WORK TO BE COMPLETED:
Copy everything in the vulnerability roundup from "CVE-2021-3156 turned heads" down to "risk of exploitation.", substituting "sudo" for "Sudo".

Yet another critical-risk vulnerability that a vendor reported as being under active exploitation, CVE-2021-20016 is found in all SonicWall SMA 100 series devices. This bug could enable a devastating SQL injection attack. As SonicWall describes in their official advisory, the critical-risk vulnerability “allows remote exploitation for credential access by an unauthenticated attacker,” putting usernames, passwords, and other session information at risk. SonicWall initially shared that the bug was being exploited in January and provided pertinent mitigation information for impacted users. In early February, they released a firmware update to address the CVE and advised “immediate patching.”
CVE-2021-3156 turned heads when it was made public in January 2021 due to its ubiquity and the fact that it has been in the wild for nearly a decade. This high-risk vulnerability – with a 7.8 rating on the CVSSv3 scale – impacts Sudo, which is an extremely common program for Linux-based and Unix-based operating systems. Upon successful exploitation, this heap buffer overflow vulnerability affords an attacker the ability to gain root privilege on a vulnerable host system without proper root authentication. A fix for this widespread security flaw exists in Sudo 1.9.p2. Any version of Sudo prior to 1.9.p2 is believed to be at risk of exploitation.
In late January 2021, Apple announced a security update to remediate multiple vulnerabilities, including three 0-day issues – which, according to Apple, were being actively exploited. CVE-2021-1870 and CVE-2021-1871 affect the WebKit browser engine whereas CVE-2021-1782 affects the iOS and iPadOS kernel. The latter is a race condition vulnerability that allows for privilege escalation, and the WebKit vulnerabilities could lead to arbitrary code execution, which is nearly always a critical or high-risk threat. All three of these bugs were resolved in iOS 14.4.
Finally, several high-risk and critical Cisco vulnerabilities created quite a stir in January 2021. These vulnerabilities affected Cisco SD-WAN products as well as Cisco DNA and Smart Software Manager Satellite. The majority of the vulnerabilities could permit an unauthenticated attacker to remotely execute code, execute arbitrary SQL queries or system commands, or deny service to legitimate users. The most serious of these issues is CVE-2021-1300, a buffer overflow vulnerability. At the time of this article, there is not a publicly available proof-of-concept exploit for these vulnerabilities. Solutions, however, do exist (see here for the list of advisories and software updates). If you use Cisco SD-WAN products, make sure your software is up to date. Additionally, we recommend looking for the string "SD-WAN Center" in the response body of the path "/login" across your attack surface to identify any potentially affected devices.
We are just over six weeks into the new year, and the severe security vulnerability alerts keep coming. The importance of patching cannot be overstated – even delaying software updates a few days could prove a costly misstep.
Your organization's attack surface is a continual work in progress, so static inventories can become obsolete fast. Ensure you are keeping pace with the constant barrage of vulnerabilities by watching for vendor announcements and consulting your organization’s asset inventories to apply any necessary software patches as needed. Continuous scanning is the most accurate way to keep your asset inventory up to date and become immediately aware of any possible exposures. The best protection against being caught off-guard by a newly published critical or high-risk CVE is to patch early, patch often, and scan your attack surface continuously.

EXTRACTED INFORMATION:

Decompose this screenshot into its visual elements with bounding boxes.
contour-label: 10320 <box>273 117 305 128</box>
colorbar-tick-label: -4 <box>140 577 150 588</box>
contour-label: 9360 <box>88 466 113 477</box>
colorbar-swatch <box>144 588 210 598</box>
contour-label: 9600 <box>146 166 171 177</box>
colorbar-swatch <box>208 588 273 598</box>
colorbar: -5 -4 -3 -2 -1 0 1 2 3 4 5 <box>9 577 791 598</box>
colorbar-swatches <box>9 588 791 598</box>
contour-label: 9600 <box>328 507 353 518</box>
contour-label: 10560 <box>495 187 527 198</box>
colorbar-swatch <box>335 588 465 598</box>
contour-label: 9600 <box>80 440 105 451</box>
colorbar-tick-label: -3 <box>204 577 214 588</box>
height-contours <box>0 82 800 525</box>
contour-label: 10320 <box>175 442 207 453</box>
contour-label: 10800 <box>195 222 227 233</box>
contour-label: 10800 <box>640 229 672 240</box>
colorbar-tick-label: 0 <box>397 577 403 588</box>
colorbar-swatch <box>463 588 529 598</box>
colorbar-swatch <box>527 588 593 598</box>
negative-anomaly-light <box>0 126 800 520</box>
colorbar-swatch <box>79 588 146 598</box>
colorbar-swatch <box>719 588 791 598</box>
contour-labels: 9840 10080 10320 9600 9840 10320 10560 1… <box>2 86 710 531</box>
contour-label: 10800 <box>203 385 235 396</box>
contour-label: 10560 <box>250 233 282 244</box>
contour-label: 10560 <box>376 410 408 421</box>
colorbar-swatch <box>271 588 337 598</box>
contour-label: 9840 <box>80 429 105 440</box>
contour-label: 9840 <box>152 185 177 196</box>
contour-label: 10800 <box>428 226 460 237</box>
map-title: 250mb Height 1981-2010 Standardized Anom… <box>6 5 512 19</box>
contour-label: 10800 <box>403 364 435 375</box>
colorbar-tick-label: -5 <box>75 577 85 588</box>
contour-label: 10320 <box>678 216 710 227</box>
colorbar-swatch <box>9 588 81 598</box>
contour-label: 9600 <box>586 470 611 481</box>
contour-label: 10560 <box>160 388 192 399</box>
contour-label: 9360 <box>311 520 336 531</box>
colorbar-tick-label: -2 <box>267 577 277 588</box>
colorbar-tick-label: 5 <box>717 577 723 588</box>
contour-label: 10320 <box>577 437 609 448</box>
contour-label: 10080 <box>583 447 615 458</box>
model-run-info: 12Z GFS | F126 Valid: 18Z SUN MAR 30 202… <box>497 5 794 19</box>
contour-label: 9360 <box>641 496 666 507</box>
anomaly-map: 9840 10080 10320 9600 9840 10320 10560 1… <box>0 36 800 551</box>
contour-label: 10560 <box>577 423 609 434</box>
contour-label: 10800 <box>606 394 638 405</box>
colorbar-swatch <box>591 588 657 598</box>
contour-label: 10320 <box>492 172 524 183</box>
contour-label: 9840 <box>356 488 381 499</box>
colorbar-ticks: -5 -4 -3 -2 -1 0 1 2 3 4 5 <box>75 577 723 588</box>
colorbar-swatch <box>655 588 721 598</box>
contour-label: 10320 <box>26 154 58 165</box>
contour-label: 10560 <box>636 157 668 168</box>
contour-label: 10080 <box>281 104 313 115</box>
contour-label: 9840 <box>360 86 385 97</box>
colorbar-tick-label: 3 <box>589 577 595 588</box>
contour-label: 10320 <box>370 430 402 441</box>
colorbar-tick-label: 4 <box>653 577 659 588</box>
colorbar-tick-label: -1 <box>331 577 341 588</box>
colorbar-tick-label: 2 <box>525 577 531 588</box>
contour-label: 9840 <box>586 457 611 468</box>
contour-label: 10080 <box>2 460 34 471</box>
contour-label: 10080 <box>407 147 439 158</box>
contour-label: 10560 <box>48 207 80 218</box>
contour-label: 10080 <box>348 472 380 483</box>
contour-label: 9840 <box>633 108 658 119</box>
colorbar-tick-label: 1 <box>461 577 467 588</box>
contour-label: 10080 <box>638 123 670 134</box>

THE ANSWER:
CVE-2021-3156 turned heads when it was made public in January 2021 due to its ubiquity and the fact that it has been in the wild for nearly a decade. This high-risk vulnerability – with a 7.8 rating on the CVSSv3 scale – impacts sudo, which is an extremely common program for Linux-based and Unix-based operating systems. Upon successful exploitation, this heap buffer overflow vulnerability affords an attacker the ability to gain root privilege on a vulnerable host system without proper root authentication. A fix for this widespread security flaw exists in sudo 1.9.p2. Any version of sudo prior to 1.9.p2 is believed to be at risk of exploitation.